Tally the lines below that contain the word "name", and give only that number.

begin INFORMATION SUPPLIED

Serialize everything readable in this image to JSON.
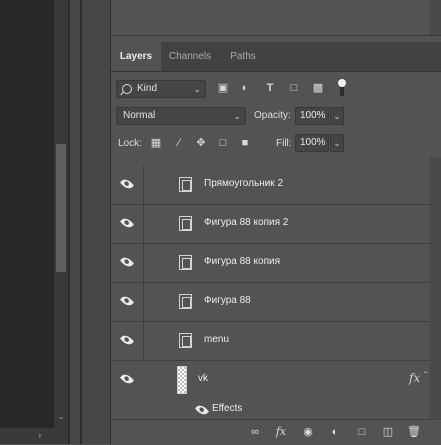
{
  "tabs": [
    {
      "label": "Layers",
      "active": true
    },
    {
      "label": "Channels",
      "active": false
    },
    {
      "label": "Paths",
      "active": false
    }
  ],
  "filter": {
    "kind_label": "Kind",
    "icons": [
      "image-filter-icon",
      "adjustment-filter-icon",
      "type-filter-icon",
      "shape-filter-icon",
      "smart-object-filter-icon",
      "filter-toggle-icon"
    ]
  },
  "blend": {
    "mode": "Normal",
    "opacity_label": "Opacity:",
    "opacity_value": "100%"
  },
  "lock": {
    "label": "Lock:",
    "icons": [
      "lock-transparent-pixels-icon",
      "lock-image-pixels-icon",
      "lock-position-icon",
      "lock-artboard-icon",
      "lock-all-icon"
    ],
    "fill_label": "Fill:",
    "fill_value": "100%"
  },
  "layers": [
    {
      "name": "Прямоугольник 2",
      "type": "shape"
    },
    {
      "name": "Фигура 88 копия 2",
      "type": "shape"
    },
    {
      "name": "Фигура 88 копия",
      "type": "shape"
    },
    {
      "name": "Фигура 88",
      "type": "shape"
    },
    {
      "name": "menu",
      "type": "shape"
    },
    {
      "name": "vk",
      "type": "image",
      "has_effects": true,
      "fx_label": "fx"
    }
  ],
  "effects_label": "Effects",
  "bottom_toolbar_icons": [
    "link-layers-icon",
    "layer-style-icon",
    "add-mask-icon",
    "adjustment-layer-icon",
    "new-group-icon",
    "new-layer-icon",
    "delete-layer-icon"
  ],
  "colors": {
    "panel_bg": "#535353",
    "tab_bar_bg": "#424242",
    "canvas_bg": "#282828"
  }
}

end INFORMATION SUPPLIED

• WRITTEN ANSWER:
6